## GIVEN INSTRUCTION
Do any lines in the data below contain "time"? If so, copy every one of them.

## Dataset entries
_____

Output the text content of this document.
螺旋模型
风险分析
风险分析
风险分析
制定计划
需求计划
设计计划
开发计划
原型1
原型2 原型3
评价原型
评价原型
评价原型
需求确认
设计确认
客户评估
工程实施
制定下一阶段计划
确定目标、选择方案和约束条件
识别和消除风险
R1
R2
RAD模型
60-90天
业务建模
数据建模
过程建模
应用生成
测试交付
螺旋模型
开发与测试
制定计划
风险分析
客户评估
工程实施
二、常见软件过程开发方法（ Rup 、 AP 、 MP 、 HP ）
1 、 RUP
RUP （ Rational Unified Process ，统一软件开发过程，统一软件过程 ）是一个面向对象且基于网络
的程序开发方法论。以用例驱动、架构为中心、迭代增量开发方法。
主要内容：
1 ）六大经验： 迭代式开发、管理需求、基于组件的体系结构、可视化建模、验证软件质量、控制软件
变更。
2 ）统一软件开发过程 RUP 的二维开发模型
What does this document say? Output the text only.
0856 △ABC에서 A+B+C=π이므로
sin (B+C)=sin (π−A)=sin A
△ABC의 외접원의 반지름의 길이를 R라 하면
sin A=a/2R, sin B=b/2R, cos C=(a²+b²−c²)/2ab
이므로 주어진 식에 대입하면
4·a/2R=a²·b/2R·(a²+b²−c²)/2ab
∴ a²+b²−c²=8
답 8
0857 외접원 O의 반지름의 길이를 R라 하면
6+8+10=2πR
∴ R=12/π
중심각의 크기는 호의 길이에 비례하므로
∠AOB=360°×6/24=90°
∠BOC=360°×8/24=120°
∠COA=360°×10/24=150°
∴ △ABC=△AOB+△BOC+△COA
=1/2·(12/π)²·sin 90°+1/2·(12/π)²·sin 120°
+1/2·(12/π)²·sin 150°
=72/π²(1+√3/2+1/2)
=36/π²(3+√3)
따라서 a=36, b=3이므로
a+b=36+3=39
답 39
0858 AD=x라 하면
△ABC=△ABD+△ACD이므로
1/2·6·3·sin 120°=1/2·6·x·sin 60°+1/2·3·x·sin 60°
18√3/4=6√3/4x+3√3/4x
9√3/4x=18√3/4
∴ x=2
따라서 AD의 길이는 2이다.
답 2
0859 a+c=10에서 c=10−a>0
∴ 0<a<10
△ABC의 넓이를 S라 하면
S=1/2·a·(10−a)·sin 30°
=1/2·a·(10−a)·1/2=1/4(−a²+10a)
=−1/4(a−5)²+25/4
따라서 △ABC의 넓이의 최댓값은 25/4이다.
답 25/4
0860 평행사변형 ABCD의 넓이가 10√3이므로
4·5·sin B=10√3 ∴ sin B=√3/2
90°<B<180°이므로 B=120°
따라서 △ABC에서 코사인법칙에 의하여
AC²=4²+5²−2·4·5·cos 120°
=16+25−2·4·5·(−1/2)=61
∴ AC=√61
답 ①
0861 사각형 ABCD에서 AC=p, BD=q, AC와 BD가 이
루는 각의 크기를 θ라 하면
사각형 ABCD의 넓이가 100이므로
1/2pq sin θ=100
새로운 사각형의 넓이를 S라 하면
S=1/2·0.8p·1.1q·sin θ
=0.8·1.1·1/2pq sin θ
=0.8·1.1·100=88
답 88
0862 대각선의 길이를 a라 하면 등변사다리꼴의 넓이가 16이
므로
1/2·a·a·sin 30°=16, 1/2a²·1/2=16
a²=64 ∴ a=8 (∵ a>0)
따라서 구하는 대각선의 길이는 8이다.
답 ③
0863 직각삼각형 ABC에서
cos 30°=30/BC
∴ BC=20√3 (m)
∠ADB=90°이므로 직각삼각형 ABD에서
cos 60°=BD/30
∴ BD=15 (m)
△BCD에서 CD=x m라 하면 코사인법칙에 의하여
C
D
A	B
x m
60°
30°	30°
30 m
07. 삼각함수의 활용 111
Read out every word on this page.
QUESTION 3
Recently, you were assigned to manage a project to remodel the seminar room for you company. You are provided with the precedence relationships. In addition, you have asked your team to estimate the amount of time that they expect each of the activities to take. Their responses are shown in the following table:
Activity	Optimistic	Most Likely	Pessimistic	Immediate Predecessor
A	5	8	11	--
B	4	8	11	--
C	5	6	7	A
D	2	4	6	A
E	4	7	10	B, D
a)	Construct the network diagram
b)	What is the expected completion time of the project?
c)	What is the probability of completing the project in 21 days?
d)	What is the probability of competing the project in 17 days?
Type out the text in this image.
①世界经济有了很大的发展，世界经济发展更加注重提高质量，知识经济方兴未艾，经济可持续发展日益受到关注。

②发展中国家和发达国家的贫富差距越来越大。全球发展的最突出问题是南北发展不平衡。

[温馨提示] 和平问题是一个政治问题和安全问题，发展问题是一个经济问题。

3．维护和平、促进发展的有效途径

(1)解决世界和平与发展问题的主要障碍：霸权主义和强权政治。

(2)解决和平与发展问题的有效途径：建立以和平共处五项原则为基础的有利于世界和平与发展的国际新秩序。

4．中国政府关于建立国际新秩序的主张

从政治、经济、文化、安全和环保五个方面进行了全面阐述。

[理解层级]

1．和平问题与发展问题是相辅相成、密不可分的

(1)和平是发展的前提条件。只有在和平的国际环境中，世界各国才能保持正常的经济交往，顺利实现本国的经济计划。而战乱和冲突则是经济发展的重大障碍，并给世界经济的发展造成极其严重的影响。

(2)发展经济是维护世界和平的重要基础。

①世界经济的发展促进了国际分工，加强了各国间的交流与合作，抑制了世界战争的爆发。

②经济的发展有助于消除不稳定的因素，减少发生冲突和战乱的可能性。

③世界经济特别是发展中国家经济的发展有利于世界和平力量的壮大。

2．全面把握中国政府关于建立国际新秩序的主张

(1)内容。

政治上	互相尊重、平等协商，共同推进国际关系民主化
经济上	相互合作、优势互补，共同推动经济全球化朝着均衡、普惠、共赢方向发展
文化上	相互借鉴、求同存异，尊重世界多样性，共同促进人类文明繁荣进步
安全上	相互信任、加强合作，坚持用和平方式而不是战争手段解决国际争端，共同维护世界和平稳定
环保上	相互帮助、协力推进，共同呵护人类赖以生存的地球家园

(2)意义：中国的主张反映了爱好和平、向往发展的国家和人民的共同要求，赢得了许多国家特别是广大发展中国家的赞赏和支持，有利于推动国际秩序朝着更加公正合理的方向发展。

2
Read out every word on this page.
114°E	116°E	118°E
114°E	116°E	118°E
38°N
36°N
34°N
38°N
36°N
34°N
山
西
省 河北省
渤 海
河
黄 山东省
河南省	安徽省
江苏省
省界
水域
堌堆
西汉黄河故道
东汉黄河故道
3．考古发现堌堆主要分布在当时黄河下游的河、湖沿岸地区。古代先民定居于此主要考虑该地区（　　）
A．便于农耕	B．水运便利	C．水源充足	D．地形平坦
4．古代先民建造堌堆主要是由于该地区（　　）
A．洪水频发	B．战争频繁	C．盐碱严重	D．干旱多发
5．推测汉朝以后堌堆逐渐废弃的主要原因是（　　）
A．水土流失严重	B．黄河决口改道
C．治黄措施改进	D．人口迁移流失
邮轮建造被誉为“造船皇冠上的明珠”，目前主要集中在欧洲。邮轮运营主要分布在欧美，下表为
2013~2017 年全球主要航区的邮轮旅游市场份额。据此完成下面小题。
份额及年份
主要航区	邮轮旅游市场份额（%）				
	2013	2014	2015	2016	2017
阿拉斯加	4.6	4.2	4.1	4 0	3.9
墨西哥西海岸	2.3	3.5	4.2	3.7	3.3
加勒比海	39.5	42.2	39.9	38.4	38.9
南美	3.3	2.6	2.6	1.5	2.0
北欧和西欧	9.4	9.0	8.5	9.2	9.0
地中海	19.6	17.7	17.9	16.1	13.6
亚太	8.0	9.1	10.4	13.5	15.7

_____

## OUTPUT
Recently, you were assigned to manage a project to remodel the seminar room for you company. You are provided with the precedence relationships. In addition, you have asked your team to estimate the amount of time that they expect each of the activities to take. Their responses are shown in the following table:
b)	What is the expected completion time of the project?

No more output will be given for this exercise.